WHAT TO DO: Reproduce each of the following lines verbatim, leaving out the pictures.

WORKING DATA:
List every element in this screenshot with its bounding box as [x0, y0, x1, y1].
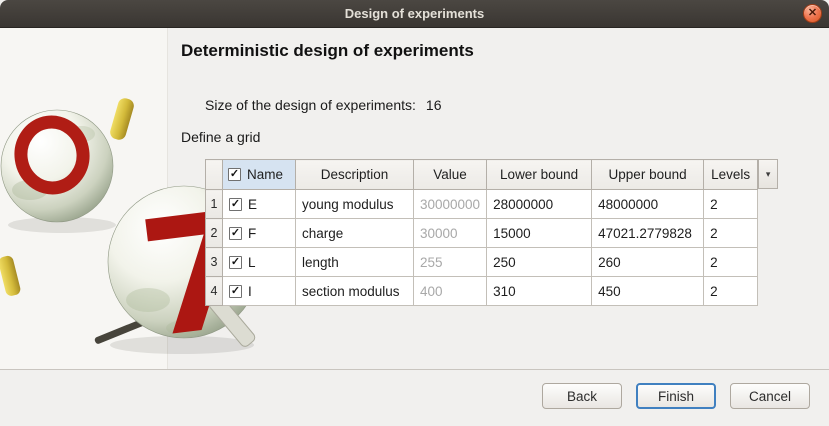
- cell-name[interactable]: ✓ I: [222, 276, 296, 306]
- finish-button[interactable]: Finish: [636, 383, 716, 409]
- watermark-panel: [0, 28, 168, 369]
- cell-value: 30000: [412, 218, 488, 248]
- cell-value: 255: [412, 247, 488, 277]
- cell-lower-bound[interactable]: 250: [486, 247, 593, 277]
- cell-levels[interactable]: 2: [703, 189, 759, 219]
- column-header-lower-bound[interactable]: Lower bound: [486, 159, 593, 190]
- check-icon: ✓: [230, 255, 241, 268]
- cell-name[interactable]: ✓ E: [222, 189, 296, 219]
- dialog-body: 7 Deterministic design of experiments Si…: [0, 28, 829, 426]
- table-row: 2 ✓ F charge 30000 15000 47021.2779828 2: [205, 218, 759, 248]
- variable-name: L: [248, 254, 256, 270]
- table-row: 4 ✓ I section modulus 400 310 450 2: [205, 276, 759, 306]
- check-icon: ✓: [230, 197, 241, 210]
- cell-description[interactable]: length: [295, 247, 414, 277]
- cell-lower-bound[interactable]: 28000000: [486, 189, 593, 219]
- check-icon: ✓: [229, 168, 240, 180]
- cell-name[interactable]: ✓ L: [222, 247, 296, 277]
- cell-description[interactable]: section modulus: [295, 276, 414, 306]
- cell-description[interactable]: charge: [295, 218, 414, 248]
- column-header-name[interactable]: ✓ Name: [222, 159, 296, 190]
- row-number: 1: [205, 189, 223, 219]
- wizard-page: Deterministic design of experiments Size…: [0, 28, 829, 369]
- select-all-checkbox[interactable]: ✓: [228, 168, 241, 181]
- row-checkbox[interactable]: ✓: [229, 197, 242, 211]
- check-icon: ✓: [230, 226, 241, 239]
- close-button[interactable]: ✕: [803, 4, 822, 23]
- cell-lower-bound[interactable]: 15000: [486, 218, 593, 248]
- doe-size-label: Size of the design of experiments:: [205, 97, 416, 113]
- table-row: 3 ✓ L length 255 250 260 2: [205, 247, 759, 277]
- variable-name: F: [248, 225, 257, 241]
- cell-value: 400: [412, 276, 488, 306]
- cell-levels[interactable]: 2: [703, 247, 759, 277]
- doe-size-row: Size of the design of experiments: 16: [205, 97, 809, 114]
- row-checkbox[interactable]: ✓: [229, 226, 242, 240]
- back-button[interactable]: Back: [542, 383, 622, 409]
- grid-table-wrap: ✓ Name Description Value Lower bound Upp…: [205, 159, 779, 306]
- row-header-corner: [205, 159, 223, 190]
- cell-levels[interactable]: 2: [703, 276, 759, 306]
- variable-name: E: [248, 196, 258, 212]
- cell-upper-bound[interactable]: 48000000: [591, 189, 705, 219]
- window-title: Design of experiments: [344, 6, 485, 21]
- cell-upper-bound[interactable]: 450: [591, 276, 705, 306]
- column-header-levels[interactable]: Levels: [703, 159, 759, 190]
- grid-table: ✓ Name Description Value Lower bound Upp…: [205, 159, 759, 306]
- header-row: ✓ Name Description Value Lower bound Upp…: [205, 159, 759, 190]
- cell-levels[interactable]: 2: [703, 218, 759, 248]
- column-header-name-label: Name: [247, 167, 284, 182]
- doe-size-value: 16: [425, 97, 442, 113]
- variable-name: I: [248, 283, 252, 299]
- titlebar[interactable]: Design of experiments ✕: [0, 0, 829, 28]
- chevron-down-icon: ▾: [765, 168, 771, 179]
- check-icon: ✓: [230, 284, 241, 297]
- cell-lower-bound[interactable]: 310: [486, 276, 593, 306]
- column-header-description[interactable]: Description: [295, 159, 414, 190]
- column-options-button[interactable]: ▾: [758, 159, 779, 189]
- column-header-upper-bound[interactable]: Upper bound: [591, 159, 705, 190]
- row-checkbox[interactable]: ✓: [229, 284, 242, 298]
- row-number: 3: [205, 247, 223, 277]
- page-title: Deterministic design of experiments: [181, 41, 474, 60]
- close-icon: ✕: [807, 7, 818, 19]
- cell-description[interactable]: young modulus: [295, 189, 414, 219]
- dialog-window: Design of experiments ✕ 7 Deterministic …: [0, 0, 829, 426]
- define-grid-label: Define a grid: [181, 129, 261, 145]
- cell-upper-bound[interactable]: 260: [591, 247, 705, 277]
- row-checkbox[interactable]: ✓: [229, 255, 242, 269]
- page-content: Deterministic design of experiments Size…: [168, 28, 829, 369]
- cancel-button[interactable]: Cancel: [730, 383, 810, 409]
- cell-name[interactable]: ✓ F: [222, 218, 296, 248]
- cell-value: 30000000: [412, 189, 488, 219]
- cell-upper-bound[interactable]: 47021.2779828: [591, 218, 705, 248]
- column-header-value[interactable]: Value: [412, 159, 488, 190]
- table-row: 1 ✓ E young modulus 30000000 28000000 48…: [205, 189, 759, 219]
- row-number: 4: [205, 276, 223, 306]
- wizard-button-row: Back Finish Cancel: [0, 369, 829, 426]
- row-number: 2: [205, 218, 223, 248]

RESULT OF THE TASK:
List every element in this screenshot with its bounding box as [x0, y0, x1, y1].
- cell-name[interactable]: ✓ I: [222, 276, 296, 306]
- finish-button[interactable]: Finish: [636, 383, 716, 409]
- watermark-panel: [0, 28, 168, 369]
- cell-value: 30000: [412, 218, 488, 248]
- cell-value: 255: [412, 247, 488, 277]
- cell-lower-bound[interactable]: 250: [486, 247, 593, 277]
- cell-levels[interactable]: 2: [703, 189, 759, 219]
- column-header-lower-bound[interactable]: Lower bound: [486, 159, 593, 190]
- check-icon: ✓: [230, 255, 241, 268]
- cell-name[interactable]: ✓ E: [222, 189, 296, 219]
- dialog-body: 7 Deterministic design of experiments Si…: [0, 28, 829, 426]
- table-row: 2 ✓ F charge 30000 15000 47021.2779828 2: [205, 218, 759, 248]
- variable-name: L: [248, 254, 256, 270]
- table-row: 4 ✓ I section modulus 400 310 450 2: [205, 276, 759, 306]
- check-icon: ✓: [230, 197, 241, 210]
- cell-description[interactable]: length: [295, 247, 414, 277]
- cell-lower-bound[interactable]: 28000000: [486, 189, 593, 219]
- check-icon: ✓: [229, 168, 240, 180]
- cell-name[interactable]: ✓ L: [222, 247, 296, 277]
- cell-description[interactable]: section modulus: [295, 276, 414, 306]
- cell-description[interactable]: charge: [295, 218, 414, 248]
- column-header-name[interactable]: ✓ Name: [222, 159, 296, 190]
- row-number: 1: [205, 189, 223, 219]
- wizard-page: Deterministic design of experiments Size…: [0, 28, 829, 369]
- select-all-checkbox[interactable]: ✓: [228, 168, 241, 181]
- row-checkbox[interactable]: ✓: [229, 197, 242, 211]
- check-icon: ✓: [230, 226, 241, 239]
- close-button[interactable]: ✕: [803, 4, 822, 23]
- cell-lower-bound[interactable]: 15000: [486, 218, 593, 248]
- doe-size-label: Size of the design of experiments:: [205, 97, 416, 113]
- table-row: 3 ✓ L length 255 250 260 2: [205, 247, 759, 277]
- variable-name: F: [248, 225, 257, 241]
- cell-value: 400: [412, 276, 488, 306]
- cell-levels[interactable]: 2: [703, 247, 759, 277]
- doe-size-row: Size of the design of experiments: 16: [205, 97, 809, 114]
- row-checkbox[interactable]: ✓: [229, 226, 242, 240]
- back-button[interactable]: Back: [542, 383, 622, 409]
- grid-table-wrap: ✓ Name Description Value Lower bound Upp…: [205, 159, 779, 306]
- row-header-corner: [205, 159, 223, 190]
- cell-levels[interactable]: 2: [703, 276, 759, 306]
- variable-name: E: [248, 196, 258, 212]
- cell-upper-bound[interactable]: 48000000: [591, 189, 705, 219]
- window-title: Design of experiments: [344, 6, 485, 21]
- cell-upper-bound[interactable]: 450: [591, 276, 705, 306]
- column-header-levels[interactable]: Levels: [703, 159, 759, 190]
- grid-table: ✓ Name Description Value Lower bound Upp…: [205, 159, 759, 306]
- header-row: ✓ Name Description Value Lower bound Upp…: [205, 159, 759, 190]
- cell-levels[interactable]: 2: [703, 218, 759, 248]
- column-header-name-label: Name: [247, 167, 284, 182]
- doe-size-value: 16: [425, 97, 442, 113]
- variable-name: I: [248, 283, 252, 299]
- titlebar[interactable]: Design of experiments ✕: [0, 0, 829, 28]
- chevron-down-icon: ▾: [765, 168, 771, 179]
- check-icon: ✓: [230, 284, 241, 297]
- cell-lower-bound[interactable]: 310: [486, 276, 593, 306]
- column-header-description[interactable]: Description: [295, 159, 414, 190]
- column-options-button[interactable]: ▾: [758, 159, 779, 189]
- column-header-upper-bound[interactable]: Upper bound: [591, 159, 705, 190]
- row-checkbox[interactable]: ✓: [229, 284, 242, 298]
- row-number: 3: [205, 247, 223, 277]
- page-title: Deterministic design of experiments: [181, 41, 474, 60]
- close-icon: ✕: [807, 7, 818, 19]
- cell-description[interactable]: young modulus: [295, 189, 414, 219]
- dialog-window: Design of experiments ✕ 7 Deterministic …: [0, 0, 829, 426]
- define-grid-label: Define a grid: [181, 129, 261, 145]
- cell-upper-bound[interactable]: 260: [591, 247, 705, 277]
- row-checkbox[interactable]: ✓: [229, 255, 242, 269]
- page-content: Deterministic design of experiments Size…: [168, 28, 829, 369]
- cancel-button[interactable]: Cancel: [730, 383, 810, 409]
- cell-name[interactable]: ✓ F: [222, 218, 296, 248]
- cell-value: 30000000: [412, 189, 488, 219]
- cell-upper-bound[interactable]: 47021.2779828: [591, 218, 705, 248]
- column-header-value[interactable]: Value: [412, 159, 488, 190]
- table-row: 1 ✓ E young modulus 30000000 28000000 48…: [205, 189, 759, 219]
- row-number: 4: [205, 276, 223, 306]
- wizard-button-row: Back Finish Cancel: [0, 369, 829, 426]
- row-number: 2: [205, 218, 223, 248]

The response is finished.